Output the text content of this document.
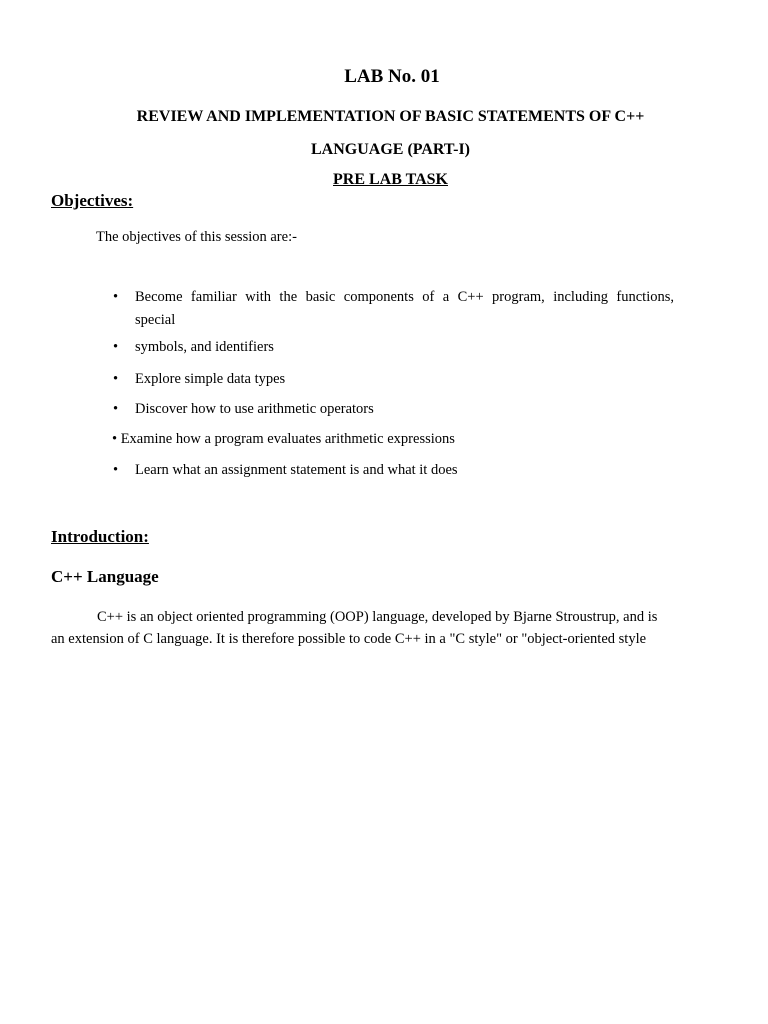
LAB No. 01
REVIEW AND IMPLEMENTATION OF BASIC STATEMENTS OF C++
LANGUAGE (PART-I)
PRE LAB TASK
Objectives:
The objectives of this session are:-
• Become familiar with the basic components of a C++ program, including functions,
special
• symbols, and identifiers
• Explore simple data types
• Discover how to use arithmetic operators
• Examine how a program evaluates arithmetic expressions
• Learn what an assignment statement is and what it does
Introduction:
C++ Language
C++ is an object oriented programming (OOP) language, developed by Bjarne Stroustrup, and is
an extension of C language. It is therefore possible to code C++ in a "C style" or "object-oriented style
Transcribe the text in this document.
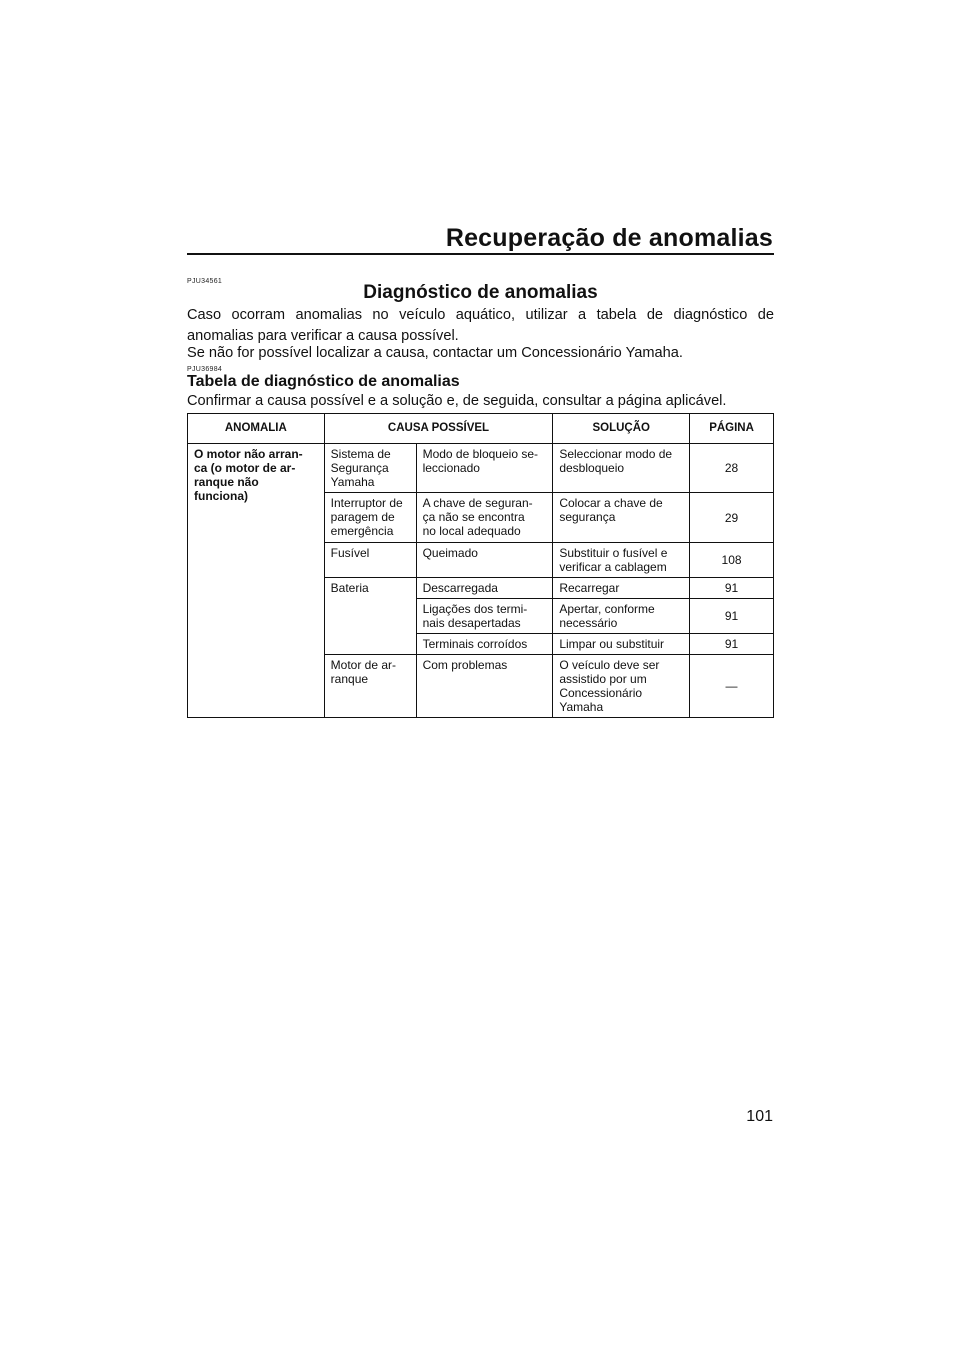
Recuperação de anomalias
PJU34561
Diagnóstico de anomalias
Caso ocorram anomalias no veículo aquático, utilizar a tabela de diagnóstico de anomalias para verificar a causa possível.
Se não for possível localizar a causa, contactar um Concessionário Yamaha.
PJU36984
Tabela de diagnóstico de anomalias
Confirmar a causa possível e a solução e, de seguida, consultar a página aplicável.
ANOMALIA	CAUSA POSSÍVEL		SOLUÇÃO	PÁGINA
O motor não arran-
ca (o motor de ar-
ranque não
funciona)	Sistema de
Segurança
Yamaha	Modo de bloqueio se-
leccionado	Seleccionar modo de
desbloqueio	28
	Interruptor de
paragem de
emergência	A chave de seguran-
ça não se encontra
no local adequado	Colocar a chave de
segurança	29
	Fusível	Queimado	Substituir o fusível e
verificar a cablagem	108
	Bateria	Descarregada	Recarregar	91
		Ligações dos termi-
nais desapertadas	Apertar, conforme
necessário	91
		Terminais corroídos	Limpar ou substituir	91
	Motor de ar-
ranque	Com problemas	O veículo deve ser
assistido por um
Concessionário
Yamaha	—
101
━━━━━━━━
Return each line of the data, keeping its wording exact and omitting pictures.

Output the text content of this document.
LAB No. 01
REVIEW AND IMPLEMENTATION OF BASIC STATEMENTS OF C++
LANGUAGE (PART-I)
PRE LAB TASK
Objectives:
The objectives of this session are:-
• Become familiar with the basic components of a C++ program, including functions,
special
• symbols, and identifiers
• Explore simple data types
• Discover how to use arithmetic operators
• Examine how a program evaluates arithmetic expressions
• Learn what an assignment statement is and what it does
Introduction:
C++ Language
C++ is an object oriented programming (OOP) language, developed by Bjarne Stroustrup, and is
an extension of C language. It is therefore possible to code C++ in a "C style" or "object-oriented style
Transcribe the text in this document.
Recuperação de anomalias
PJU34561
Diagnóstico de anomalias
Caso ocorram anomalias no veículo aquático, utilizar a tabela de diagnóstico de anomalias para verificar a causa possível.
Se não for possível localizar a causa, contactar um Concessionário Yamaha.
PJU36984
Tabela de diagnóstico de anomalias
Confirmar a causa possível e a solução e, de seguida, consultar a página aplicável.
ANOMALIA	CAUSA POSSÍVEL		SOLUÇÃO	PÁGINA
O motor não arran-
ca (o motor de ar-
ranque não
funciona)	Sistema de
Segurança
Yamaha	Modo de bloqueio se-
leccionado	Seleccionar modo de
desbloqueio	28
	Interruptor de
paragem de
emergência	A chave de seguran-
ça não se encontra
no local adequado	Colocar a chave de
segurança	29
	Fusível	Queimado	Substituir o fusível e
verificar a cablagem	108
	Bateria	Descarregada	Recarregar	91
		Ligações dos termi-
nais desapertadas	Apertar, conforme
necessário	91
		Terminais corroídos	Limpar ou substituir	91
	Motor de ar-
ranque	Com problemas	O veículo deve ser
assistido por um
Concessionário
Yamaha	—
101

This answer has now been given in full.